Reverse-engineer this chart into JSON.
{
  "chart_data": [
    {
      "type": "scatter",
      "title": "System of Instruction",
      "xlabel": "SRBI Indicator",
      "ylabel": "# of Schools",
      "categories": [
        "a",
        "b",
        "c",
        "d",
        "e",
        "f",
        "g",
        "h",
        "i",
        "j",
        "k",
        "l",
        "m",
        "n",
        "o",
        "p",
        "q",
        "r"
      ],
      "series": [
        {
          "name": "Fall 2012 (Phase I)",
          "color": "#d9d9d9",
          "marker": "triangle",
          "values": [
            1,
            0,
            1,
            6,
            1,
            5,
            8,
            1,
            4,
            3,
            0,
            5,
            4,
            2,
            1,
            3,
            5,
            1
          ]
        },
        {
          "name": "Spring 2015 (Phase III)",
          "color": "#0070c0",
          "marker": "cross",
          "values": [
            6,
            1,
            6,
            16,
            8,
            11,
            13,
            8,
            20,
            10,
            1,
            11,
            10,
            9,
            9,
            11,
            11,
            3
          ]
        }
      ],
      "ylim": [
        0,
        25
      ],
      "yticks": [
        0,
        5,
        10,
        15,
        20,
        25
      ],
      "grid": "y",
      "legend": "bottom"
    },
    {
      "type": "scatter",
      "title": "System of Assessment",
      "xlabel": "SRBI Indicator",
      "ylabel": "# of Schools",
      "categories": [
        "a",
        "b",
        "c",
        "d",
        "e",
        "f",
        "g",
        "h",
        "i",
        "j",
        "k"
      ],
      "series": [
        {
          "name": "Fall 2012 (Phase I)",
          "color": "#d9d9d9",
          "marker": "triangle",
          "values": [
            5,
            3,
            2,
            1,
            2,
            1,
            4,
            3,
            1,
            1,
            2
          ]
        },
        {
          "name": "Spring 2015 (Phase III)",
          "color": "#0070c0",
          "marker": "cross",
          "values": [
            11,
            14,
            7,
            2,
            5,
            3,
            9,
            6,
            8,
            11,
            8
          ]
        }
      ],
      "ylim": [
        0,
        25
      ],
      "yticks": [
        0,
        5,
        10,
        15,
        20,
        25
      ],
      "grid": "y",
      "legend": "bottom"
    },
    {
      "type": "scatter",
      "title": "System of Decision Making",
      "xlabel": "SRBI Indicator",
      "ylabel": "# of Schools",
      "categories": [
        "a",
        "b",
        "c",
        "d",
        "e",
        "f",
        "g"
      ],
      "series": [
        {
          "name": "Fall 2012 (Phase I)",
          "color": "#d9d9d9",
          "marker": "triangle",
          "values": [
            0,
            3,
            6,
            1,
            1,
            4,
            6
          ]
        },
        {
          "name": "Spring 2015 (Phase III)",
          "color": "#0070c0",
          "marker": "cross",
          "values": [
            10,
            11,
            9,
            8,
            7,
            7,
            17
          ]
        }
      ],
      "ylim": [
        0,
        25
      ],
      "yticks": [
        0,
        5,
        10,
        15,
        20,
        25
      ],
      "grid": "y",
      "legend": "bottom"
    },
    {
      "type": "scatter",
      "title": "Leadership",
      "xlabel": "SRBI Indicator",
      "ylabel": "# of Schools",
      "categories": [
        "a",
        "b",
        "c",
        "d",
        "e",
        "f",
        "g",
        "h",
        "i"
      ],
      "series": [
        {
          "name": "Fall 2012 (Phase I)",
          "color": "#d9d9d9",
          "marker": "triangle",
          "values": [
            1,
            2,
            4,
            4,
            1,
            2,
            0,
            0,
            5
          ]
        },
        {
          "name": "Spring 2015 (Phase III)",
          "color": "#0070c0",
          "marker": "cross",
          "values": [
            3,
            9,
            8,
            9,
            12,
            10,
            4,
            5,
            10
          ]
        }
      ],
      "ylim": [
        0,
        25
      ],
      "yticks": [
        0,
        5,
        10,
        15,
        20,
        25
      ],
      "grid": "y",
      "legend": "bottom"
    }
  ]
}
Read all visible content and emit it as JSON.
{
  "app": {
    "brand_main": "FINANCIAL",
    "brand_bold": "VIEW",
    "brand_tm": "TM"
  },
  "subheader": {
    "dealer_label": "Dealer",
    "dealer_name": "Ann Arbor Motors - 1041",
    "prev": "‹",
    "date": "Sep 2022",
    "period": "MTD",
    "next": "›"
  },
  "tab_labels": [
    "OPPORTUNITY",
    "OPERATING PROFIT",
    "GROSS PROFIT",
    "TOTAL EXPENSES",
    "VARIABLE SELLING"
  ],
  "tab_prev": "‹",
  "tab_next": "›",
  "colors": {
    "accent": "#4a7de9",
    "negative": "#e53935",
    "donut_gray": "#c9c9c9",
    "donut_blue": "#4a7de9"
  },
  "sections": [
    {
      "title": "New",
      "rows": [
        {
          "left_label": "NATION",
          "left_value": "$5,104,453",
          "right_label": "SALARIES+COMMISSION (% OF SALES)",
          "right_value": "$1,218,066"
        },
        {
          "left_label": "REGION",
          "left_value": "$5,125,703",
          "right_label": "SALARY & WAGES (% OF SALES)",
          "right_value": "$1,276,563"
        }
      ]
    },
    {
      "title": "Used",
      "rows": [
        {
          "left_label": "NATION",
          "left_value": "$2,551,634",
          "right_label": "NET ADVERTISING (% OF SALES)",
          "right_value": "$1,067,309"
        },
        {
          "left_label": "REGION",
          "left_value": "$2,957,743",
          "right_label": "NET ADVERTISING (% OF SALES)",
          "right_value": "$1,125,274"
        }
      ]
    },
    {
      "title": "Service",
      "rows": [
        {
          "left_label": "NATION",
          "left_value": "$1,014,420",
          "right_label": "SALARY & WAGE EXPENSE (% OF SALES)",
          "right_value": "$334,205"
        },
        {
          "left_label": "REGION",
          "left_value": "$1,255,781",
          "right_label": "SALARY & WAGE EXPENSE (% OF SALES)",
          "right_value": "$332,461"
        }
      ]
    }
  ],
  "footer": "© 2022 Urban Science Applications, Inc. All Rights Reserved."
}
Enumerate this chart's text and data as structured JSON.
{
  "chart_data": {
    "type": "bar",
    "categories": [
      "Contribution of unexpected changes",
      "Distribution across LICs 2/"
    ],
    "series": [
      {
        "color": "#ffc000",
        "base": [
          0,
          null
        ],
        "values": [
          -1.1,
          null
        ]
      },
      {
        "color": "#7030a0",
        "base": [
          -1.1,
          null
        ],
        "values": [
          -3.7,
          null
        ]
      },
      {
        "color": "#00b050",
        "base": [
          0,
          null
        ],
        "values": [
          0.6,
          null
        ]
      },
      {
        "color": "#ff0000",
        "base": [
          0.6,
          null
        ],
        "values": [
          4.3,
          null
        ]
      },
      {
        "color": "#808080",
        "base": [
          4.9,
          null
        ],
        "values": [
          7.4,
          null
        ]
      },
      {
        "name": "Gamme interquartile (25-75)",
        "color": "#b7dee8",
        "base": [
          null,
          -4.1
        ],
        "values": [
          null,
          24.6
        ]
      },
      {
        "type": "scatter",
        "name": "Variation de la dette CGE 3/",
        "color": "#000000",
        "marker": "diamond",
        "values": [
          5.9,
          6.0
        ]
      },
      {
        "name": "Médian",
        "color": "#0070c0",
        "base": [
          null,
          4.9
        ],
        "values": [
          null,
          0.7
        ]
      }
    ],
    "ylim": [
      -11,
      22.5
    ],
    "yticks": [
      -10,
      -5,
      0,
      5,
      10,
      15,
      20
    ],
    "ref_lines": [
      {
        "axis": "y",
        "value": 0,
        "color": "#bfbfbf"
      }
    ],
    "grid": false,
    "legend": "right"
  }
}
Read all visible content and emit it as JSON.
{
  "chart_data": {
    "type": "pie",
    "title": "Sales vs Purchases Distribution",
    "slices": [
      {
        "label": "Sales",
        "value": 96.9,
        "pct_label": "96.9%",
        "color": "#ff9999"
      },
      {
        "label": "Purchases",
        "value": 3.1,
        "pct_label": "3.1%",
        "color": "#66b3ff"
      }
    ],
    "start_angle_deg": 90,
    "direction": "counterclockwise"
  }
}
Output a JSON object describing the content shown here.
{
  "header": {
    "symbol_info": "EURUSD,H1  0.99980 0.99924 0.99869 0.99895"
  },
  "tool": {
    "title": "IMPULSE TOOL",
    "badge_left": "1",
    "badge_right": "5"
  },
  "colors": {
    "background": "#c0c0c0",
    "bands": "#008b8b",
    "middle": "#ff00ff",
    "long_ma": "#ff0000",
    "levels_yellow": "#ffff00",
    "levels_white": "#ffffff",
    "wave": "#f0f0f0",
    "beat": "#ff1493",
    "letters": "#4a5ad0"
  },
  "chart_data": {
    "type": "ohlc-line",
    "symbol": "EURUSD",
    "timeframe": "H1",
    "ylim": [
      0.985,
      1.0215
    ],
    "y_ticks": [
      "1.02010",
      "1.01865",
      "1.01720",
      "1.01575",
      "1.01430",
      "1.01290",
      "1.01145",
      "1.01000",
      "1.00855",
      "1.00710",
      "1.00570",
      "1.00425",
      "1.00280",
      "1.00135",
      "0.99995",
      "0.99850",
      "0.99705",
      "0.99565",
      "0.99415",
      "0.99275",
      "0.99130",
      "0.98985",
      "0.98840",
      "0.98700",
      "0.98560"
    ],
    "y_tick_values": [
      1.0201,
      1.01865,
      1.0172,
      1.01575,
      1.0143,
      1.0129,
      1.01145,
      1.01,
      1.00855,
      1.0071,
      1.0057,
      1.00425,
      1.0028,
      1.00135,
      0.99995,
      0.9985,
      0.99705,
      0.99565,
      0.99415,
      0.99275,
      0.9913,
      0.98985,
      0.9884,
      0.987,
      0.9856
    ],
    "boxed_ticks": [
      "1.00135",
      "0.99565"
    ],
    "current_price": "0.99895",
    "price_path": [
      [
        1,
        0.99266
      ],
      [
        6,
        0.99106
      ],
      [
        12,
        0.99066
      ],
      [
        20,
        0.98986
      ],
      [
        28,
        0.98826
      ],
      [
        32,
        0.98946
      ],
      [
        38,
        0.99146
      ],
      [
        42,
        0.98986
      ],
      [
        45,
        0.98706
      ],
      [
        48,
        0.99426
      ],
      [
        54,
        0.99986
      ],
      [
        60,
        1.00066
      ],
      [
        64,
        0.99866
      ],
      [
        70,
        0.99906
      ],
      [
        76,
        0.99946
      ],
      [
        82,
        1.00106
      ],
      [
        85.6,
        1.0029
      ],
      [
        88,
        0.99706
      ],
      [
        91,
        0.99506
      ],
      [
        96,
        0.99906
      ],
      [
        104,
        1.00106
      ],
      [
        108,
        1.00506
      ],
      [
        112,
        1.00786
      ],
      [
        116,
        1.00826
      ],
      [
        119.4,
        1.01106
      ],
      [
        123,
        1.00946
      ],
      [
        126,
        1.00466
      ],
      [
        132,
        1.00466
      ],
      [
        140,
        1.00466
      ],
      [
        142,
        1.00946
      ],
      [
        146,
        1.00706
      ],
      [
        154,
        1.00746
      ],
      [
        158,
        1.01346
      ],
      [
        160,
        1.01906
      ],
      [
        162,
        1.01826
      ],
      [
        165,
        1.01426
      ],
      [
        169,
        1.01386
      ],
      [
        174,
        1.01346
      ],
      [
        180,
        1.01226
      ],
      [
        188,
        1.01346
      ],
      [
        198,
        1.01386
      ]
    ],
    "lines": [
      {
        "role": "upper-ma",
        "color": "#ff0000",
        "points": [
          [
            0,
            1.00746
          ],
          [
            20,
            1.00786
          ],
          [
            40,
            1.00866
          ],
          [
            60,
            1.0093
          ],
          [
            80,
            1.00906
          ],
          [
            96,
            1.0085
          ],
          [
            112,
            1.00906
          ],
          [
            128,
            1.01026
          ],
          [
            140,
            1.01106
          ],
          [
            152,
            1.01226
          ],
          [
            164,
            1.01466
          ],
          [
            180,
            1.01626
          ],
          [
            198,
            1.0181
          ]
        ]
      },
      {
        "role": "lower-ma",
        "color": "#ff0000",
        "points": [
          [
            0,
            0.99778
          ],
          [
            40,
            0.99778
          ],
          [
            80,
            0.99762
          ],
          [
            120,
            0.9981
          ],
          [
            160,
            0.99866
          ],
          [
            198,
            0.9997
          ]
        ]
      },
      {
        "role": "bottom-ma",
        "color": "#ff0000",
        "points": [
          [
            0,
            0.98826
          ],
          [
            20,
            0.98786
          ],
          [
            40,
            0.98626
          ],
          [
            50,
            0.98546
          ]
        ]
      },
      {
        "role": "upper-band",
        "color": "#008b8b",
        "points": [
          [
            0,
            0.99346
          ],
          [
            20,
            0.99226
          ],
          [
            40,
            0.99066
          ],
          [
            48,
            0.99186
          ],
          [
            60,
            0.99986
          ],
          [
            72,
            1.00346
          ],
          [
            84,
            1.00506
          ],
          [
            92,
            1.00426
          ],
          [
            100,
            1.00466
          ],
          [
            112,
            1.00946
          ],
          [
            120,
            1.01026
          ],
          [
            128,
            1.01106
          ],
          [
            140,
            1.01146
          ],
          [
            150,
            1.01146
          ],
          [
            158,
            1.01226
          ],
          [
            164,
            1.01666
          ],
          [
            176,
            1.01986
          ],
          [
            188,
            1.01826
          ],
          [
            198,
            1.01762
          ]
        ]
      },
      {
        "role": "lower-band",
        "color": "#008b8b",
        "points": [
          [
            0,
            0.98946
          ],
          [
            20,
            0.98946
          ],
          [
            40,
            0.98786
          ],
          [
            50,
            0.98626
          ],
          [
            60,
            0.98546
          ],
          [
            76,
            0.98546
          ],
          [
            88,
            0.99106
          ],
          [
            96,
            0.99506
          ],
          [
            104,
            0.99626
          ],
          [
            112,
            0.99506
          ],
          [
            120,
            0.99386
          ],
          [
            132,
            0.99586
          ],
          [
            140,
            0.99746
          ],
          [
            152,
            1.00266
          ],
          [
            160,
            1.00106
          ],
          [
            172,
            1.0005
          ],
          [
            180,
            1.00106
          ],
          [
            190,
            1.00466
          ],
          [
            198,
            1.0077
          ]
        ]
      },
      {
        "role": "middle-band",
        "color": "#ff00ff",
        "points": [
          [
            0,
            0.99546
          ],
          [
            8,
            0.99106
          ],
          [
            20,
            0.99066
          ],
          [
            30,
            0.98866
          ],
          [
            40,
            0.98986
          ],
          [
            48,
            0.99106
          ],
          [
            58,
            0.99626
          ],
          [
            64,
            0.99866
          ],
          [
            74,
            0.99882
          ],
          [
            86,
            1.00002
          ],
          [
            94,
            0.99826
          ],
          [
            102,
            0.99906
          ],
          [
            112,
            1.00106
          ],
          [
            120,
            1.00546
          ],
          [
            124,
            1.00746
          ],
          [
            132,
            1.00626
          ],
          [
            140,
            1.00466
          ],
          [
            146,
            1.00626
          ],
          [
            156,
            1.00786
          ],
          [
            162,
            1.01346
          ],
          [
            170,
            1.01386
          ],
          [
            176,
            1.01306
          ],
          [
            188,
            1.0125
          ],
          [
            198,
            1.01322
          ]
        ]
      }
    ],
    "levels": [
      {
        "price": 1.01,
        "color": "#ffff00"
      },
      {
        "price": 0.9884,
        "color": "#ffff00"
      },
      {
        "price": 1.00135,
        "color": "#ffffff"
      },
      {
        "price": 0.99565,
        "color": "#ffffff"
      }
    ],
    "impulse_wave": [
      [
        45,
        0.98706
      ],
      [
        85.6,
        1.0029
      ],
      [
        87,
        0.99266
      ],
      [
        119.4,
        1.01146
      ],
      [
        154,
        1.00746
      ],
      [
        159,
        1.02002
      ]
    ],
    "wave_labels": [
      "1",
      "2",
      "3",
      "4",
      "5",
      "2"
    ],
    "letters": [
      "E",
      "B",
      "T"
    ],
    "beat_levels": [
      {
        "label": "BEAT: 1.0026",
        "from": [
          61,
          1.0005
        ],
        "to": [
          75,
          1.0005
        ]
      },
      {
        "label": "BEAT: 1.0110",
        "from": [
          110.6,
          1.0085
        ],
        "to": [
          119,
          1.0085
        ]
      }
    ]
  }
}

**Problem description:** Go over the records above and tally the lines with the word "title" in them. Give the number alone.

**Response:** 9